# Start of RECORDS

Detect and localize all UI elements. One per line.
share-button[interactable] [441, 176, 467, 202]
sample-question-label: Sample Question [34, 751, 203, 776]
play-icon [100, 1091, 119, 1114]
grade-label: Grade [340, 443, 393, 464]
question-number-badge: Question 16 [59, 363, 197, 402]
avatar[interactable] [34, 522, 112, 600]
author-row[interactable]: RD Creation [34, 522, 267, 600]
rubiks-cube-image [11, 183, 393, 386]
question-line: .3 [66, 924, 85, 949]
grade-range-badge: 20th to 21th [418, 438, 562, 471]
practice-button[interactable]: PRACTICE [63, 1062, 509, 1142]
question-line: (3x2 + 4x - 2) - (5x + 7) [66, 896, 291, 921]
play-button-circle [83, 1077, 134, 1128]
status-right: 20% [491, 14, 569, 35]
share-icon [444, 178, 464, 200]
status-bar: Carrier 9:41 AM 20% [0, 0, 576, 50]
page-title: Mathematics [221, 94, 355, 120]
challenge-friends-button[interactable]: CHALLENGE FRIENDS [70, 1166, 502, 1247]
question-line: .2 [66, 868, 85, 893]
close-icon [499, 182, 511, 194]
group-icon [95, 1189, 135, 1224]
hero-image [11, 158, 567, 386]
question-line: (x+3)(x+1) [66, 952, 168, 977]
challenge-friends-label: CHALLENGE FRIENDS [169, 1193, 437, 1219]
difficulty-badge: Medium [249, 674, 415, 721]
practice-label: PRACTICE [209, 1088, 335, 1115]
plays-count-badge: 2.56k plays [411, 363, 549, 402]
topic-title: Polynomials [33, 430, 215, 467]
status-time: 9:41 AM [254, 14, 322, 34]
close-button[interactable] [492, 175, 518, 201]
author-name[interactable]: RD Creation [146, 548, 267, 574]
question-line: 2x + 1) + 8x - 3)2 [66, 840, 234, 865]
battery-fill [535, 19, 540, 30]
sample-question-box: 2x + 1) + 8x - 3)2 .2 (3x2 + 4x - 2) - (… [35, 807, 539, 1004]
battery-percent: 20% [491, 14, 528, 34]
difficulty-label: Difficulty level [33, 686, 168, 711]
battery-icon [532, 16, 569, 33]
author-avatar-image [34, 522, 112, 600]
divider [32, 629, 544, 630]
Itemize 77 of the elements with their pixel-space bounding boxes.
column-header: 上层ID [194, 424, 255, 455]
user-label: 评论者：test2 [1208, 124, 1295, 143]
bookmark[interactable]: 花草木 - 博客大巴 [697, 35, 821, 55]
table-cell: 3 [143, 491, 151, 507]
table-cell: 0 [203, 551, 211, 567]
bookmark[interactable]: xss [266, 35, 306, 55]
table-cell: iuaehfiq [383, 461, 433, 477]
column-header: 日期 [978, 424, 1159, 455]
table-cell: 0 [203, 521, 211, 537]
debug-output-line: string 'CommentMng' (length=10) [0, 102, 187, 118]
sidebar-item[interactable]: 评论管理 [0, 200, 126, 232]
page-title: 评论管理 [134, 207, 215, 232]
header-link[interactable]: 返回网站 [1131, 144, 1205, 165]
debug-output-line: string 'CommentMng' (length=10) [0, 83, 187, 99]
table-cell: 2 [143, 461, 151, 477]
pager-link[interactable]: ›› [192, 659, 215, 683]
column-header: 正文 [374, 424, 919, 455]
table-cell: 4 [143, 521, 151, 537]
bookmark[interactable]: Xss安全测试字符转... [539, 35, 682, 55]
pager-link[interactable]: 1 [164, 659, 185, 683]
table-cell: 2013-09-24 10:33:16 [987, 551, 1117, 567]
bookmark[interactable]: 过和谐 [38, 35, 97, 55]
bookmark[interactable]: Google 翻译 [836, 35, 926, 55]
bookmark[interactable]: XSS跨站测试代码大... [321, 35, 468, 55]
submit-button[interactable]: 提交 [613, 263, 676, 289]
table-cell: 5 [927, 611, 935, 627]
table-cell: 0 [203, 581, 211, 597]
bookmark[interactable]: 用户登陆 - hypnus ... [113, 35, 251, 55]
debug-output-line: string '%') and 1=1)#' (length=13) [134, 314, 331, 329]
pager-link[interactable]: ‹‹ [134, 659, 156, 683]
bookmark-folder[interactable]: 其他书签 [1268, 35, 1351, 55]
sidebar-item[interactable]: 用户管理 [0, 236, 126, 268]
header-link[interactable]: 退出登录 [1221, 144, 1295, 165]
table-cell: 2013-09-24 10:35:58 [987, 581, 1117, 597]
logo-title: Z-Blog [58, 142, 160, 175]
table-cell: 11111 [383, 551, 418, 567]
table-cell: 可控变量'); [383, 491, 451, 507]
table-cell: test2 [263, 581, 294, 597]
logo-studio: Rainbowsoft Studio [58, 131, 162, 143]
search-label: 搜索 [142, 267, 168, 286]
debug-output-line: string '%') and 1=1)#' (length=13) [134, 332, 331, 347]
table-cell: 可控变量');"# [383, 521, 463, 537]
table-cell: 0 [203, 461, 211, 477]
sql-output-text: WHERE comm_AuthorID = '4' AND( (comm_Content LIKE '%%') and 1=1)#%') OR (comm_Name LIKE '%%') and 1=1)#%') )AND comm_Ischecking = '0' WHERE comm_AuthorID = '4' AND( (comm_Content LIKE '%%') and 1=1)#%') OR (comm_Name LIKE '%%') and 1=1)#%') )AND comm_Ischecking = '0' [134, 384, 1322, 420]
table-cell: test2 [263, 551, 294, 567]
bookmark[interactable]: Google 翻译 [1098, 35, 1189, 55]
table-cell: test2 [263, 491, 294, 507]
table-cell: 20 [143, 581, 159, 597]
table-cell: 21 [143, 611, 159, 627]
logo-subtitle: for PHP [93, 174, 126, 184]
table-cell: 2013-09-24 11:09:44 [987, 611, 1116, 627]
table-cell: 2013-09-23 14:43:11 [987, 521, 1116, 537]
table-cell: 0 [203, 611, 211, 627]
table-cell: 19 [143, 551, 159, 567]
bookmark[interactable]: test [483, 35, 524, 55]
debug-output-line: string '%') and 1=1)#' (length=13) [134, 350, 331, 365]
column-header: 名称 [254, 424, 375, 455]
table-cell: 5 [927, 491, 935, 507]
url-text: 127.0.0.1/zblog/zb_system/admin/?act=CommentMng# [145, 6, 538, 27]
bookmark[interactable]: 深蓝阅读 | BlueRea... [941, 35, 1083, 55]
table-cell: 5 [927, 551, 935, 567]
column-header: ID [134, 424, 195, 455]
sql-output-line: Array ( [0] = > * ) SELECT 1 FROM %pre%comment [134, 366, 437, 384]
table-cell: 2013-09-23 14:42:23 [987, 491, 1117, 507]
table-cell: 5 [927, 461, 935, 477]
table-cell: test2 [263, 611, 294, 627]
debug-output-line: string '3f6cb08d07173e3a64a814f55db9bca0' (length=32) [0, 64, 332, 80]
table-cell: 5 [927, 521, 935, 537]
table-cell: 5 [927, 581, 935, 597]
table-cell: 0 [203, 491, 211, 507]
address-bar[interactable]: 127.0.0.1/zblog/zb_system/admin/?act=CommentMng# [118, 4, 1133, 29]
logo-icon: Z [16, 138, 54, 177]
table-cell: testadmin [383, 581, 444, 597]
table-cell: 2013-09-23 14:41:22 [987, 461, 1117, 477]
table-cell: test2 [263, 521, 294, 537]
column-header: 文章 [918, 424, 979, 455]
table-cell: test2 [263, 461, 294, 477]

# End of RECORDS

WORK REQUIRED:
Pull out the data from its first line through the line that holds "divider [32, 629, 544, 630]", inclusive, and repeat those lines word for word.

CORRECT RESPONSE:
Detect and localize all UI elements. One per line.
share-button[interactable] [441, 176, 467, 202]
sample-question-label: Sample Question [34, 751, 203, 776]
play-icon [100, 1091, 119, 1114]
grade-label: Grade [340, 443, 393, 464]
question-number-badge: Question 16 [59, 363, 197, 402]
avatar[interactable] [34, 522, 112, 600]
author-row[interactable]: RD Creation [34, 522, 267, 600]
rubiks-cube-image [11, 183, 393, 386]
question-line: .3 [66, 924, 85, 949]
grade-range-badge: 20th to 21th [418, 438, 562, 471]
practice-button[interactable]: PRACTICE [63, 1062, 509, 1142]
question-line: (3x2 + 4x - 2) - (5x + 7) [66, 896, 291, 921]
play-button-circle [83, 1077, 134, 1128]
status-right: 20% [491, 14, 569, 35]
share-icon [444, 178, 464, 200]
status-bar: Carrier 9:41 AM 20% [0, 0, 576, 50]
page-title: Mathematics [221, 94, 355, 120]
challenge-friends-button[interactable]: CHALLENGE FRIENDS [70, 1166, 502, 1247]
question-line: .2 [66, 868, 85, 893]
close-icon [499, 182, 511, 194]
group-icon [95, 1189, 135, 1224]
hero-image [11, 158, 567, 386]
question-line: (x+3)(x+1) [66, 952, 168, 977]
challenge-friends-label: CHALLENGE FRIENDS [169, 1193, 437, 1219]
difficulty-badge: Medium [249, 674, 415, 721]
practice-label: PRACTICE [209, 1088, 335, 1115]
plays-count-badge: 2.56k plays [411, 363, 549, 402]
topic-title: Polynomials [33, 430, 215, 467]
status-time: 9:41 AM [254, 14, 322, 34]
close-button[interactable] [492, 175, 518, 201]
author-name[interactable]: RD Creation [146, 548, 267, 574]
question-line: 2x + 1) + 8x - 3)2 [66, 840, 234, 865]
battery-fill [535, 19, 540, 30]
sample-question-box: 2x + 1) + 8x - 3)2 .2 (3x2 + 4x - 2) - (… [35, 807, 539, 1004]
battery-percent: 20% [491, 14, 528, 34]
difficulty-label: Difficulty level [33, 686, 168, 711]
battery-icon [532, 16, 569, 33]
author-avatar-image [34, 522, 112, 600]
divider [32, 629, 544, 630]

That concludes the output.